> **SHORT PROBLEM**: Please count the lines in the listing below where the word "title" appears. Give the number only.

> **RECORDS SUPPLIED**:
[START]

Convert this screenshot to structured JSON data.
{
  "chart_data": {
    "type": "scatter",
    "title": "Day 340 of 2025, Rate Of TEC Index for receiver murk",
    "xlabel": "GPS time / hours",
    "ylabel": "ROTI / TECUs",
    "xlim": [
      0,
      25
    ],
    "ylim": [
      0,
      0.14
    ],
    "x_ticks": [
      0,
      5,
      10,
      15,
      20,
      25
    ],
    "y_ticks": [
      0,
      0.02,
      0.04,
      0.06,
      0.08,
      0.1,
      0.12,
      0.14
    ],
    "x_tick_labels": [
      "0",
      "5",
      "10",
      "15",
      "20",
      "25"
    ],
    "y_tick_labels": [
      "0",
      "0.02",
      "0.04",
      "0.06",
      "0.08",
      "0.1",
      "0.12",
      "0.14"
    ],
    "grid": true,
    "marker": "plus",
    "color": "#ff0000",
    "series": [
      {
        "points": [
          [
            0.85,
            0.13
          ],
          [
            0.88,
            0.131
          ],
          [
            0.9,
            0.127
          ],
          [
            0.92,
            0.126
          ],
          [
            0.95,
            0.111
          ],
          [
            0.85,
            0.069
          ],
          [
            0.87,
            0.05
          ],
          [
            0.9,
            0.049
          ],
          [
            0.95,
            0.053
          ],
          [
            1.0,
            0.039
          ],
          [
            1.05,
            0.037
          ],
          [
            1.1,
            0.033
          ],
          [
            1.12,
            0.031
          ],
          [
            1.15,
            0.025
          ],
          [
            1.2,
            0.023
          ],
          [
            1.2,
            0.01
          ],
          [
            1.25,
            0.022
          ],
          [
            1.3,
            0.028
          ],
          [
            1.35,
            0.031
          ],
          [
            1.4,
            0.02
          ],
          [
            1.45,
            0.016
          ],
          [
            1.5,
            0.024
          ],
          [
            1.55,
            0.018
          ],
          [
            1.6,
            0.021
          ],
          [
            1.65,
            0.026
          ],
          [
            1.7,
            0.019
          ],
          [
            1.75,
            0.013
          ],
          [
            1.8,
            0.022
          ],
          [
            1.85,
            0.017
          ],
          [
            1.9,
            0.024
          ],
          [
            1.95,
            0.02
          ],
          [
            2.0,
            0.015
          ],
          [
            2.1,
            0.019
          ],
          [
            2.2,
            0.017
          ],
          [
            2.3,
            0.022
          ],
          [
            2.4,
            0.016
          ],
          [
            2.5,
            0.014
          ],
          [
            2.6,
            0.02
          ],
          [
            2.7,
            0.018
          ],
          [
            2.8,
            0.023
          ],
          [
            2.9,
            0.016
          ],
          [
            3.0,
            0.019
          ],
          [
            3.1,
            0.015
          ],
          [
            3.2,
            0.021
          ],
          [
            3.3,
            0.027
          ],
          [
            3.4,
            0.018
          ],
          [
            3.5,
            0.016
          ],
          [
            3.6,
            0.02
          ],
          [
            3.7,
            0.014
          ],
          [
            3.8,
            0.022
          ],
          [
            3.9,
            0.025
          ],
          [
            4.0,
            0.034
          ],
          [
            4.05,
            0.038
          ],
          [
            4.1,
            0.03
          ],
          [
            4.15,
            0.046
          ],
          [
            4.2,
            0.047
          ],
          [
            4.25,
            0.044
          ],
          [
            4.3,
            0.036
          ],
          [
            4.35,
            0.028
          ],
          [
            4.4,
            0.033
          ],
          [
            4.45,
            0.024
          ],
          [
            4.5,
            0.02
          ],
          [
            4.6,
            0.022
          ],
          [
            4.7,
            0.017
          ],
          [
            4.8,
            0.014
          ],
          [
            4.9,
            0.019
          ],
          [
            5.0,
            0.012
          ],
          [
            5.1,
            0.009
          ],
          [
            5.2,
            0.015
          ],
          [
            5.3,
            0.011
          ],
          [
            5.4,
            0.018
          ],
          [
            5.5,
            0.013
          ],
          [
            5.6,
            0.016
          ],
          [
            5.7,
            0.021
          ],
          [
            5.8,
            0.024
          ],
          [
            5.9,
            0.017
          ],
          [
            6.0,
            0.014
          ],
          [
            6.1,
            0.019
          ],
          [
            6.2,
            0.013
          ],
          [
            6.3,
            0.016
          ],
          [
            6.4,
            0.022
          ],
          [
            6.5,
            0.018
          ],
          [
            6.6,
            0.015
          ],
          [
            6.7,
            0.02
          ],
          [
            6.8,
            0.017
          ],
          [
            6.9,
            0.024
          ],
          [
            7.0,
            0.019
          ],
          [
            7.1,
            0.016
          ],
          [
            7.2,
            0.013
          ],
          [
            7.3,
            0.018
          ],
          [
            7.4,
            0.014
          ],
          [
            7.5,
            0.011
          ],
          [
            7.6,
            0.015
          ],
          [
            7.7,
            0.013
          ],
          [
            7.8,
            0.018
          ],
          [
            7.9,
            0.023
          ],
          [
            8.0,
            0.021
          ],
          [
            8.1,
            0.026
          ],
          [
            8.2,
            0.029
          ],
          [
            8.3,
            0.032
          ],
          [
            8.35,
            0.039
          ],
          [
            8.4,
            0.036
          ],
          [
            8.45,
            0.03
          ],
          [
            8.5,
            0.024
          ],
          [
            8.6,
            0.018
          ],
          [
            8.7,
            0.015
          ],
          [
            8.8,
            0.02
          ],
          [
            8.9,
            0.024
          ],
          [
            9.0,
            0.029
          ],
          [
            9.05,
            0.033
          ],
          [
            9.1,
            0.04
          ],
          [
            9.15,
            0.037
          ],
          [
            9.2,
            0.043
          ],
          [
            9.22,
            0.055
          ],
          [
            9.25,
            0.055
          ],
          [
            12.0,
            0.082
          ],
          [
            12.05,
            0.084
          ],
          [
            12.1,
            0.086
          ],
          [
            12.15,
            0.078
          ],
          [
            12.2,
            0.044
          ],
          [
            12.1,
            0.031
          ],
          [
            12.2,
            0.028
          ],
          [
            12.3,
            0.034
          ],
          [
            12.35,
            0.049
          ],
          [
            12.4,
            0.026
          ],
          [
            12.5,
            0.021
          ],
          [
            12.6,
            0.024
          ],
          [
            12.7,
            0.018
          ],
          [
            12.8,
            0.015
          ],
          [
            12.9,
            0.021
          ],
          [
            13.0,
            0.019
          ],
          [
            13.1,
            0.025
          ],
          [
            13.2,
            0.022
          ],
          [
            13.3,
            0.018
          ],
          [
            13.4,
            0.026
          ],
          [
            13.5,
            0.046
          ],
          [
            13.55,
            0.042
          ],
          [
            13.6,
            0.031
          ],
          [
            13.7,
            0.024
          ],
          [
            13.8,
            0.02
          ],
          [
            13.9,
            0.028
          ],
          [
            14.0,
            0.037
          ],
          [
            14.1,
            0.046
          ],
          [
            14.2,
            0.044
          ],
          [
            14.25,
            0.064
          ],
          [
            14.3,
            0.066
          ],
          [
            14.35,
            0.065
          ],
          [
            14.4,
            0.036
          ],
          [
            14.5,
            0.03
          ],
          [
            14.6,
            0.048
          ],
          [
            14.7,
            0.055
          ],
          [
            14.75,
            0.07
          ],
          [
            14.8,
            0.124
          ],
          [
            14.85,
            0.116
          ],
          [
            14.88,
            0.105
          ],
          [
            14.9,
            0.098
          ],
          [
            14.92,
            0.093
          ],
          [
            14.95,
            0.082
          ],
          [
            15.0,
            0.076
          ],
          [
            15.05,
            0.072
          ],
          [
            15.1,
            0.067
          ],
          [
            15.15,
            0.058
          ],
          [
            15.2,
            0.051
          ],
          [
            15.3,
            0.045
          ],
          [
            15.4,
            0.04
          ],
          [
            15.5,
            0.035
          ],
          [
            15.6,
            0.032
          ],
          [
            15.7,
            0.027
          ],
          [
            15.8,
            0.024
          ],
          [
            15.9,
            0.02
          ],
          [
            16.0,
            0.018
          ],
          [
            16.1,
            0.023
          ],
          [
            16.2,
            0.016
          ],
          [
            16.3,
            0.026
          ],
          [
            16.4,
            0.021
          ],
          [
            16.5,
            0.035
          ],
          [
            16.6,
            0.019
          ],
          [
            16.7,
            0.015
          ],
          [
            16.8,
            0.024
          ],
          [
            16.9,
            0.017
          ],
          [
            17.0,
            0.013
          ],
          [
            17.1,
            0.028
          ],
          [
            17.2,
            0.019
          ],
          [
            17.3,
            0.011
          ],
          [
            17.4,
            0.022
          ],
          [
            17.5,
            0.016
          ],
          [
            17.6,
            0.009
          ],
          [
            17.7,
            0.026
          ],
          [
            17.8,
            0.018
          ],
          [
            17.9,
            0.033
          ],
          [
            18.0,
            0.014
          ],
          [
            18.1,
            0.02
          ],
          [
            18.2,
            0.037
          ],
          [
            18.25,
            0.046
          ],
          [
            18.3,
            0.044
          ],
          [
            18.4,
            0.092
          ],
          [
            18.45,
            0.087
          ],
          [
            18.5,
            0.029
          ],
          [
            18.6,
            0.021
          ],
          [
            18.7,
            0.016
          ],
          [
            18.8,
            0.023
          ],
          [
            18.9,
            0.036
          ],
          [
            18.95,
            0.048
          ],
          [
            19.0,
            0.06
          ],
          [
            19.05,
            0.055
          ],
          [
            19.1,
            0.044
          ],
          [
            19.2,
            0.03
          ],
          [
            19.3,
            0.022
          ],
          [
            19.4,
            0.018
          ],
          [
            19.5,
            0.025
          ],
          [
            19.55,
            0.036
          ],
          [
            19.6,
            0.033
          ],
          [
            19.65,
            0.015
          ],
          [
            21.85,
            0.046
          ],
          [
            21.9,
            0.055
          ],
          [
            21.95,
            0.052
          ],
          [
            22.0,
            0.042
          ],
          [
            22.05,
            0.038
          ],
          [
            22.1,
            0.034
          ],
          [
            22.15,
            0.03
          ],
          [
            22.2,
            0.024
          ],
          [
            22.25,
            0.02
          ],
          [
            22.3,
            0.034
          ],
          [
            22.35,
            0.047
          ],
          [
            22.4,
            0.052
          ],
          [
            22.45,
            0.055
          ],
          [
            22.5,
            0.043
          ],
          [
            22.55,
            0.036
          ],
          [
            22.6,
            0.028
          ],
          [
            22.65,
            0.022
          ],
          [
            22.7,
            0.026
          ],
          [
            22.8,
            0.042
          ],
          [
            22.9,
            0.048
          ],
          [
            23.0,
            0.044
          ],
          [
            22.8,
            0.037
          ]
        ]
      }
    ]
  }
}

[END]
[START]

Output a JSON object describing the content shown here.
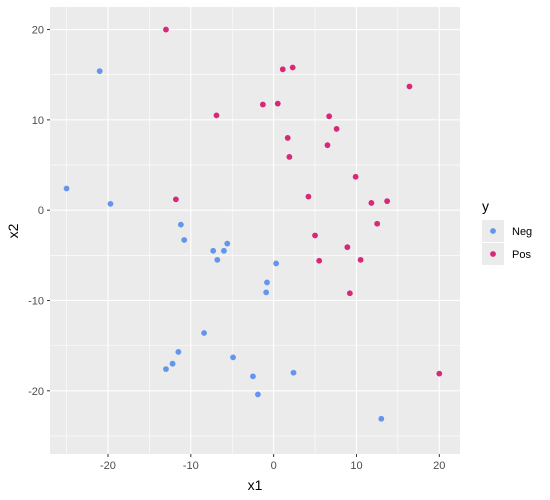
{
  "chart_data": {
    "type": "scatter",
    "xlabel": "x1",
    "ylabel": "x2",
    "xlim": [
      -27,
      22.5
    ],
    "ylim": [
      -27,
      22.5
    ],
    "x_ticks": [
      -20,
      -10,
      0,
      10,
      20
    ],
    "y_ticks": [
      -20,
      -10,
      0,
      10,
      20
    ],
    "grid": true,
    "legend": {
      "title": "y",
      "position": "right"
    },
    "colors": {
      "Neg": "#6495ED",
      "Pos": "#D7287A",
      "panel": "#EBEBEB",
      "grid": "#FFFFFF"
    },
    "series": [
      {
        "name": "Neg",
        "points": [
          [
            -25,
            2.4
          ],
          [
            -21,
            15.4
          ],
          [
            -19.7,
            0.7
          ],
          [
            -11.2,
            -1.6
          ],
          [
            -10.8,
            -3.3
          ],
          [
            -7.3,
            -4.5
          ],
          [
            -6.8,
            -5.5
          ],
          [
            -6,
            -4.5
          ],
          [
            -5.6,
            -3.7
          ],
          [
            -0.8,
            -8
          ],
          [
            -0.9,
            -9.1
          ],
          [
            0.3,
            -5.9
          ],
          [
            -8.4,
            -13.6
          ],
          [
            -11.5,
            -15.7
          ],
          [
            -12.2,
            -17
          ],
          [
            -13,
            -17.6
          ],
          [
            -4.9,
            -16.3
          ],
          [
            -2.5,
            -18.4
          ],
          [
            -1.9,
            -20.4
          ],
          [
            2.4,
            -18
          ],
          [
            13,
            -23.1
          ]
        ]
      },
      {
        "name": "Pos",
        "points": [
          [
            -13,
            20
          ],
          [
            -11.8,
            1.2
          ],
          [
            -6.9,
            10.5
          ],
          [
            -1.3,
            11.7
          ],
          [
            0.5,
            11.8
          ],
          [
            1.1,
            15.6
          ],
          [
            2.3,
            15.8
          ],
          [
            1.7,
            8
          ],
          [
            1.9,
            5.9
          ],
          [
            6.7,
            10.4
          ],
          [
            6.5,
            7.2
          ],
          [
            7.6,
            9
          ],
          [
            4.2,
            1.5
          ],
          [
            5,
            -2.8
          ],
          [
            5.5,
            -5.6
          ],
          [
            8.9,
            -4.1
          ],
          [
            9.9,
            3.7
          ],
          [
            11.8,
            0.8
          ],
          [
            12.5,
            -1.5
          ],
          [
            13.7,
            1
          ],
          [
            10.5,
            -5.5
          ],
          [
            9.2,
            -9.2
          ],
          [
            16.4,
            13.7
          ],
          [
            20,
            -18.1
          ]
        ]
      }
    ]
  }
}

[END]

> **RESPONSE TO THE EXERCISE**: 2